+++ SOURCE RECORDS

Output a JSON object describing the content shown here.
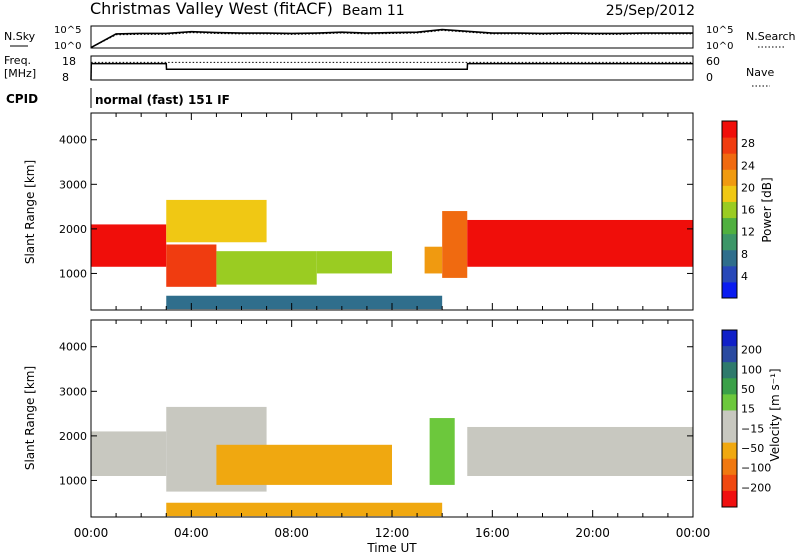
{
  "header": {
    "station": "Christmas Valley West (fitACF)",
    "beam": "Beam 11",
    "date": "25/Sep/2012"
  },
  "status_panels": {
    "nsky_label": "N.Sky",
    "nsearch_label": "N.Search",
    "noise_ticks": [
      "10^5",
      "10^0"
    ],
    "freq_label_1": "Freq.",
    "freq_label_2": "[MHz]",
    "freq_ticks": [
      "18",
      "8"
    ],
    "nave_label": "Nave",
    "nave_ticks": [
      "60",
      "0"
    ],
    "cpid_label": "CPID",
    "cpid_value": "normal (fast) 151 IF"
  },
  "colors": {
    "power_scale": [
      "#0a1cf0",
      "#2848b8",
      "#2f6e8c",
      "#3c9668",
      "#50b040",
      "#9acc22",
      "#f0c814",
      "#f09a10",
      "#f06a10",
      "#f03c10",
      "#f00e0a"
    ],
    "velocity_scale": [
      "#1020c8",
      "#2a4aa0",
      "#2e7a6c",
      "#3aa048",
      "#6cc83c",
      "#c8c8c0",
      "#c8c8c0",
      "#f0a810",
      "#f07810",
      "#f04810",
      "#f01010"
    ]
  },
  "chart_data": [
    {
      "type": "line",
      "name_hint": "noise",
      "x": [
        0,
        1,
        2,
        3,
        4,
        5,
        6,
        7,
        8,
        9,
        10,
        11,
        12,
        13,
        14,
        15,
        16,
        17,
        18,
        19,
        20,
        21,
        22,
        23,
        24
      ],
      "ylim": [
        0,
        5
      ],
      "series": [
        {
          "name": "N.Sky",
          "values": [
            0.1,
            3.2,
            3.3,
            3.3,
            3.7,
            3.5,
            3.4,
            3.4,
            3.3,
            3.4,
            3.6,
            3.4,
            3.5,
            3.6,
            4.2,
            3.8,
            3.4,
            3.4,
            3.3,
            3.4,
            3.3,
            3.3,
            3.4,
            3.4,
            3.4
          ]
        },
        {
          "name": "N.Search",
          "values": [
            0.1,
            3.0,
            3.1,
            3.1,
            3.5,
            3.3,
            3.2,
            3.2,
            3.1,
            3.2,
            3.4,
            3.2,
            3.3,
            3.4,
            4.0,
            3.6,
            3.2,
            3.2,
            3.1,
            3.2,
            3.1,
            3.1,
            3.2,
            3.2,
            3.2
          ]
        }
      ],
      "ytick_labels": [
        "10^5",
        "10^0"
      ]
    },
    {
      "type": "line",
      "name_hint": "frequency",
      "x": [
        0,
        0.01,
        3,
        3.01,
        15,
        15.01,
        24
      ],
      "ylim": [
        8,
        18
      ],
      "series": [
        {
          "name": "Freq.",
          "values": [
            8,
            14.8,
            14.8,
            12.5,
            12.5,
            14.8,
            14.8
          ]
        },
        {
          "name": "Nave",
          "values": [
            0,
            44,
            44,
            44,
            44,
            44,
            44
          ]
        }
      ],
      "ytick_labels": [
        "18",
        "8"
      ]
    },
    {
      "type": "heatmap",
      "title": "",
      "xlabel": "",
      "ylabel": "Slant Range [km]",
      "xlim": [
        0,
        24
      ],
      "ylim": [
        180,
        4600
      ],
      "yticks": [
        1000,
        2000,
        3000,
        4000
      ],
      "colorbar": {
        "label": "Power [dB]",
        "ticks": [
          4,
          8,
          12,
          16,
          20,
          24,
          28
        ],
        "range": [
          0,
          30
        ]
      },
      "regions": [
        {
          "x": [
            0.0,
            3.0
          ],
          "range": [
            1150,
            2100
          ],
          "value": 28
        },
        {
          "x": [
            3.0,
            5.0
          ],
          "range": [
            700,
            1650
          ],
          "value": 26
        },
        {
          "x": [
            3.0,
            7.0
          ],
          "range": [
            1700,
            2650
          ],
          "value": 18
        },
        {
          "x": [
            5.0,
            9.0
          ],
          "range": [
            750,
            1500
          ],
          "value": 16
        },
        {
          "x": [
            9.0,
            12.0
          ],
          "range": [
            1000,
            1500
          ],
          "value": 14
        },
        {
          "x": [
            13.3,
            14.0
          ],
          "range": [
            1000,
            1600
          ],
          "value": 20
        },
        {
          "x": [
            14.0,
            15.0
          ],
          "range": [
            900,
            2400
          ],
          "value": 24
        },
        {
          "x": [
            15.0,
            24.0
          ],
          "range": [
            1150,
            2200
          ],
          "value": 28
        },
        {
          "x": [
            3.0,
            14.0
          ],
          "range": [
            200,
            500
          ],
          "value": 8
        }
      ]
    },
    {
      "type": "heatmap",
      "title": "",
      "xlabel": "Time UT",
      "ylabel": "Slant Range [km]",
      "xlim": [
        0,
        24
      ],
      "ylim": [
        180,
        4600
      ],
      "yticks": [
        1000,
        2000,
        3000,
        4000
      ],
      "xtick_labels": [
        "00:00",
        "04:00",
        "08:00",
        "12:00",
        "16:00",
        "20:00",
        "00:00"
      ],
      "colorbar": {
        "label": "Velocity [m s⁻¹]",
        "ticks": [
          200,
          100,
          50,
          15,
          -15,
          -50,
          -100,
          -200
        ]
      },
      "regions": [
        {
          "x": [
            0.0,
            3.0
          ],
          "range": [
            1100,
            2100
          ],
          "value": 0
        },
        {
          "x": [
            3.0,
            7.0
          ],
          "range": [
            750,
            2650
          ],
          "value": 0
        },
        {
          "x": [
            5.0,
            12.0
          ],
          "range": [
            900,
            1800
          ],
          "value": -60
        },
        {
          "x": [
            13.5,
            14.5
          ],
          "range": [
            900,
            2400
          ],
          "value": 40
        },
        {
          "x": [
            15.0,
            24.0
          ],
          "range": [
            1100,
            2200
          ],
          "value": 0
        },
        {
          "x": [
            3.0,
            14.0
          ],
          "range": [
            200,
            500
          ],
          "value": -60
        }
      ]
    }
  ]
}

++++++

§ **REQUIREMENTS**
Write the records out again in full, exactly, and skip every picture.

§ **RESULT BELOW**
Output a JSON object describing the content shown here.
{
  "header": {
    "station": "Christmas Valley West (fitACF)",
    "beam": "Beam 11",
    "date": "25/Sep/2012"
  },
  "status_panels": {
    "nsky_label": "N.Sky",
    "nsearch_label": "N.Search",
    "noise_ticks": [
      "10^5",
      "10^0"
    ],
    "freq_label_1": "Freq.",
    "freq_label_2": "[MHz]",
    "freq_ticks": [
      "18",
      "8"
    ],
    "nave_label": "Nave",
    "nave_ticks": [
      "60",
      "0"
    ],
    "cpid_label": "CPID",
    "cpid_value": "normal (fast) 151 IF"
  },
  "colors": {
    "power_scale": [
      "#0a1cf0",
      "#2848b8",
      "#2f6e8c",
      "#3c9668",
      "#50b040",
      "#9acc22",
      "#f0c814",
      "#f09a10",
      "#f06a10",
      "#f03c10",
      "#f00e0a"
    ],
    "velocity_scale": [
      "#1020c8",
      "#2a4aa0",
      "#2e7a6c",
      "#3aa048",
      "#6cc83c",
      "#c8c8c0",
      "#c8c8c0",
      "#f0a810",
      "#f07810",
      "#f04810",
      "#f01010"
    ]
  },
  "chart_data": [
    {
      "type": "line",
      "name_hint": "noise",
      "x": [
        0,
        1,
        2,
        3,
        4,
        5,
        6,
        7,
        8,
        9,
        10,
        11,
        12,
        13,
        14,
        15,
        16,
        17,
        18,
        19,
        20,
        21,
        22,
        23,
        24
      ],
      "ylim": [
        0,
        5
      ],
      "series": [
        {
          "name": "N.Sky",
          "values": [
            0.1,
            3.2,
            3.3,
            3.3,
            3.7,
            3.5,
            3.4,
            3.4,
            3.3,
            3.4,
            3.6,
            3.4,
            3.5,
            3.6,
            4.2,
            3.8,
            3.4,
            3.4,
            3.3,
            3.4,
            3.3,
            3.3,
            3.4,
            3.4,
            3.4
          ]
        },
        {
          "name": "N.Search",
          "values": [
            0.1,
            3.0,
            3.1,
            3.1,
            3.5,
            3.3,
            3.2,
            3.2,
            3.1,
            3.2,
            3.4,
            3.2,
            3.3,
            3.4,
            4.0,
            3.6,
            3.2,
            3.2,
            3.1,
            3.2,
            3.1,
            3.1,
            3.2,
            3.2,
            3.2
          ]
        }
      ],
      "ytick_labels": [
        "10^5",
        "10^0"
      ]
    },
    {
      "type": "line",
      "name_hint": "frequency",
      "x": [
        0,
        0.01,
        3,
        3.01,
        15,
        15.01,
        24
      ],
      "ylim": [
        8,
        18
      ],
      "series": [
        {
          "name": "Freq.",
          "values": [
            8,
            14.8,
            14.8,
            12.5,
            12.5,
            14.8,
            14.8
          ]
        },
        {
          "name": "Nave",
          "values": [
            0,
            44,
            44,
            44,
            44,
            44,
            44
          ]
        }
      ],
      "ytick_labels": [
        "18",
        "8"
      ]
    },
    {
      "type": "heatmap",
      "title": "",
      "xlabel": "",
      "ylabel": "Slant Range [km]",
      "xlim": [
        0,
        24
      ],
      "ylim": [
        180,
        4600
      ],
      "yticks": [
        1000,
        2000,
        3000,
        4000
      ],
      "colorbar": {
        "label": "Power [dB]",
        "ticks": [
          4,
          8,
          12,
          16,
          20,
          24,
          28
        ],
        "range": [
          0,
          30
        ]
      },
      "regions": [
        {
          "x": [
            0.0,
            3.0
          ],
          "range": [
            1150,
            2100
          ],
          "value": 28
        },
        {
          "x": [
            3.0,
            5.0
          ],
          "range": [
            700,
            1650
          ],
          "value": 26
        },
        {
          "x": [
            3.0,
            7.0
          ],
          "range": [
            1700,
            2650
          ],
          "value": 18
        },
        {
          "x": [
            5.0,
            9.0
          ],
          "range": [
            750,
            1500
          ],
          "value": 16
        },
        {
          "x": [
            9.0,
            12.0
          ],
          "range": [
            1000,
            1500
          ],
          "value": 14
        },
        {
          "x": [
            13.3,
            14.0
          ],
          "range": [
            1000,
            1600
          ],
          "value": 20
        },
        {
          "x": [
            14.0,
            15.0
          ],
          "range": [
            900,
            2400
          ],
          "value": 24
        },
        {
          "x": [
            15.0,
            24.0
          ],
          "range": [
            1150,
            2200
          ],
          "value": 28
        },
        {
          "x": [
            3.0,
            14.0
          ],
          "range": [
            200,
            500
          ],
          "value": 8
        }
      ]
    },
    {
      "type": "heatmap",
      "title": "",
      "xlabel": "Time UT",
      "ylabel": "Slant Range [km]",
      "xlim": [
        0,
        24
      ],
      "ylim": [
        180,
        4600
      ],
      "yticks": [
        1000,
        2000,
        3000,
        4000
      ],
      "xtick_labels": [
        "00:00",
        "04:00",
        "08:00",
        "12:00",
        "16:00",
        "20:00",
        "00:00"
      ],
      "colorbar": {
        "label": "Velocity [m s⁻¹]",
        "ticks": [
          200,
          100,
          50,
          15,
          -15,
          -50,
          -100,
          -200
        ]
      },
      "regions": [
        {
          "x": [
            0.0,
            3.0
          ],
          "range": [
            1100,
            2100
          ],
          "value": 0
        },
        {
          "x": [
            3.0,
            7.0
          ],
          "range": [
            750,
            2650
          ],
          "value": 0
        },
        {
          "x": [
            5.0,
            12.0
          ],
          "range": [
            900,
            1800
          ],
          "value": -60
        },
        {
          "x": [
            13.5,
            14.5
          ],
          "range": [
            900,
            2400
          ],
          "value": 40
        },
        {
          "x": [
            15.0,
            24.0
          ],
          "range": [
            1100,
            2200
          ],
          "value": 0
        },
        {
          "x": [
            3.0,
            14.0
          ],
          "range": [
            200,
            500
          ],
          "value": -60
        }
      ]
    }
  ]
}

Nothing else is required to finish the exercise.